→ To do: Scan the listing and work out how many lines contain the word "ylabel". Nothing but the number should be given.

→ Record list:
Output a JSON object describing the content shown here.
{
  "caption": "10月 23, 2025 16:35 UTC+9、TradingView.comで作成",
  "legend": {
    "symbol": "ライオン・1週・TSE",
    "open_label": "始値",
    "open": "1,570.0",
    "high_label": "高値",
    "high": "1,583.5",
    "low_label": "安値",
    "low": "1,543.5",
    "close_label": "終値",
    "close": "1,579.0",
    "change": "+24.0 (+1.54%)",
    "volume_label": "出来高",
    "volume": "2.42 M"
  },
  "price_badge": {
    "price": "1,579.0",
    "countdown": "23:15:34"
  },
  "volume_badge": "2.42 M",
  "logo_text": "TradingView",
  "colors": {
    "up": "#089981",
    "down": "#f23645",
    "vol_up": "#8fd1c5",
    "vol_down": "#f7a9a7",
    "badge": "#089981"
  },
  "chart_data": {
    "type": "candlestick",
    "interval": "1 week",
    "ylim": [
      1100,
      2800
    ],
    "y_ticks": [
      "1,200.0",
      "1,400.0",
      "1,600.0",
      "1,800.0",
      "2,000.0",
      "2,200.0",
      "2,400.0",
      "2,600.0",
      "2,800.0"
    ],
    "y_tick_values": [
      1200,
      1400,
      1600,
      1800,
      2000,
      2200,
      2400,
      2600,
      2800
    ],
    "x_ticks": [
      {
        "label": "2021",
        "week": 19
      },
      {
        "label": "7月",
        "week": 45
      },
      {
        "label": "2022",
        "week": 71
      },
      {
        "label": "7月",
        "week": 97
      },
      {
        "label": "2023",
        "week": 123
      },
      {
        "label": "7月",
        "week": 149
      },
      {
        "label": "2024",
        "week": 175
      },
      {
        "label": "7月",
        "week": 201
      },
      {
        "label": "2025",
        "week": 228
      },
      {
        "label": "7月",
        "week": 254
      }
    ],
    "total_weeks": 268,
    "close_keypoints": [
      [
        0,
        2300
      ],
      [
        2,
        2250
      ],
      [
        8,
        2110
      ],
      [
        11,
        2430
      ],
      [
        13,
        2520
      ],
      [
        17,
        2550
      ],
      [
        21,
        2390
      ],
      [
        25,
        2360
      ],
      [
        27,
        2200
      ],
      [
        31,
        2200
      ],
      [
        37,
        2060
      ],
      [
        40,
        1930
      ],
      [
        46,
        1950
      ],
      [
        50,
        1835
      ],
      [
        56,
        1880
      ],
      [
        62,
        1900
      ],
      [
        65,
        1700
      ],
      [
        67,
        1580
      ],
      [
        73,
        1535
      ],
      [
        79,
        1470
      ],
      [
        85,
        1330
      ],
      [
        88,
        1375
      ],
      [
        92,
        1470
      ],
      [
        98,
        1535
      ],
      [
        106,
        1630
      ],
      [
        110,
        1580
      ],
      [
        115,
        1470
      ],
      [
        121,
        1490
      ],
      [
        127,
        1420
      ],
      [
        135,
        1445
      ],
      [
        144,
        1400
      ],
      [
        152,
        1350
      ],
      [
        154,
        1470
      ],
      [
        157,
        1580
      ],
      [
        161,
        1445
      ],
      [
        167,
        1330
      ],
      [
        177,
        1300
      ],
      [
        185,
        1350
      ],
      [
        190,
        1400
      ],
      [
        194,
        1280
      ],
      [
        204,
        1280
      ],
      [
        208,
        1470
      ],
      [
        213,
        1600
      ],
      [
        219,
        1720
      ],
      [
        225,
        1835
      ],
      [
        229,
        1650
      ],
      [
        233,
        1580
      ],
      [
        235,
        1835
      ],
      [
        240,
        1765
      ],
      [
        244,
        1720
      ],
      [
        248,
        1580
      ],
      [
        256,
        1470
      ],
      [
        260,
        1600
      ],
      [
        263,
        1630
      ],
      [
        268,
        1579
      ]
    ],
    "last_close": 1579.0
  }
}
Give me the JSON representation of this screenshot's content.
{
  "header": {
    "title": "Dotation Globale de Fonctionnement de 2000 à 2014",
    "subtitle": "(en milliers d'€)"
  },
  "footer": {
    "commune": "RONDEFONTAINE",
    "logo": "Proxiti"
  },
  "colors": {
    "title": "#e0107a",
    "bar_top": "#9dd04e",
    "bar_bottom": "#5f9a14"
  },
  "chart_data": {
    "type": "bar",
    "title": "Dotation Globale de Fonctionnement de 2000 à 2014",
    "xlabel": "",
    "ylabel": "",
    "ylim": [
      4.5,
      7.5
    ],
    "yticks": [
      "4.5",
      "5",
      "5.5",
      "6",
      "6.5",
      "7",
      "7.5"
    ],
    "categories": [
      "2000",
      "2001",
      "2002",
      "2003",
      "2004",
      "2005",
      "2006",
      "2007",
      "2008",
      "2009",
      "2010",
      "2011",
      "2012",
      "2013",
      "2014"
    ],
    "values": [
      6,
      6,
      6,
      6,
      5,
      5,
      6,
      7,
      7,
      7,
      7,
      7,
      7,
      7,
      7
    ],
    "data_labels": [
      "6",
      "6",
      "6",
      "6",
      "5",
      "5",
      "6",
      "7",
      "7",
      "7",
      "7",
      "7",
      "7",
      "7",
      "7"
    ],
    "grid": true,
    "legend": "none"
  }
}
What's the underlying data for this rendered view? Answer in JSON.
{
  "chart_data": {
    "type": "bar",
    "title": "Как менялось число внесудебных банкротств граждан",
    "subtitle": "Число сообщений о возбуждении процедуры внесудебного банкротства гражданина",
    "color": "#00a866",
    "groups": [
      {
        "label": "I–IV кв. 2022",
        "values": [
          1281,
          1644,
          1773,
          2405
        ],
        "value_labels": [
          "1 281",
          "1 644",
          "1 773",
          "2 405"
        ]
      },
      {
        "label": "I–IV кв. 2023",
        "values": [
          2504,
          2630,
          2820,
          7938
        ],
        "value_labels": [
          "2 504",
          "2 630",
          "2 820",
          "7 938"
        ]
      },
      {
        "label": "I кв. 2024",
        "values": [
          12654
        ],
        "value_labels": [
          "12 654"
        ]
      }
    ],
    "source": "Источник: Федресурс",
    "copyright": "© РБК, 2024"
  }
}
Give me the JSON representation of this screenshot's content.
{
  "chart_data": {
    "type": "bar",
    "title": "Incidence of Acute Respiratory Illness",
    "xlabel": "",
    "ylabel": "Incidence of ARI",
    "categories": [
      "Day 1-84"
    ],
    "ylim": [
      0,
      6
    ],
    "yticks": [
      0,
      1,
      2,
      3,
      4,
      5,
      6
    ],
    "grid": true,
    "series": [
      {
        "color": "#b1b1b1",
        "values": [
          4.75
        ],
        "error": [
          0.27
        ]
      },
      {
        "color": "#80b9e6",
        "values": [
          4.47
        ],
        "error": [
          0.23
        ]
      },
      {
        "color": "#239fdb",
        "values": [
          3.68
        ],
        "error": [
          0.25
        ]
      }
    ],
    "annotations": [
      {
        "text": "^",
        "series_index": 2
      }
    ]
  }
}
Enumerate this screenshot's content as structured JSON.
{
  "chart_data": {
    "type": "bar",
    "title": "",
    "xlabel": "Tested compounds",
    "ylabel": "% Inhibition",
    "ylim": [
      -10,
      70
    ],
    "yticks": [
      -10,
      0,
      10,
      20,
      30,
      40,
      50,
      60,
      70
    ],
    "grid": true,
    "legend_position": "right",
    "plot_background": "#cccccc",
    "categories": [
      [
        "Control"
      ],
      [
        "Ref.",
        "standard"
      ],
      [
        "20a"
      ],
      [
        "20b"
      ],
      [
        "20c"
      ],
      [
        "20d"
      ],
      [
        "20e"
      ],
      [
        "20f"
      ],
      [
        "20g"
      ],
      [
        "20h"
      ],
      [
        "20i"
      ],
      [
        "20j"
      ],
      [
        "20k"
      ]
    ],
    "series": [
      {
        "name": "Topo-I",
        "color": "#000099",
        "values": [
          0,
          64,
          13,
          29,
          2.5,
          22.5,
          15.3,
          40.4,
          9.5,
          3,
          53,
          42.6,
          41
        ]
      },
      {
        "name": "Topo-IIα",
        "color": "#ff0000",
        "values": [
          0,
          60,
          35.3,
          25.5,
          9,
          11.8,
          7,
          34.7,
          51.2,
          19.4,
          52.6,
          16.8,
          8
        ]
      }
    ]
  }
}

→ Response: 3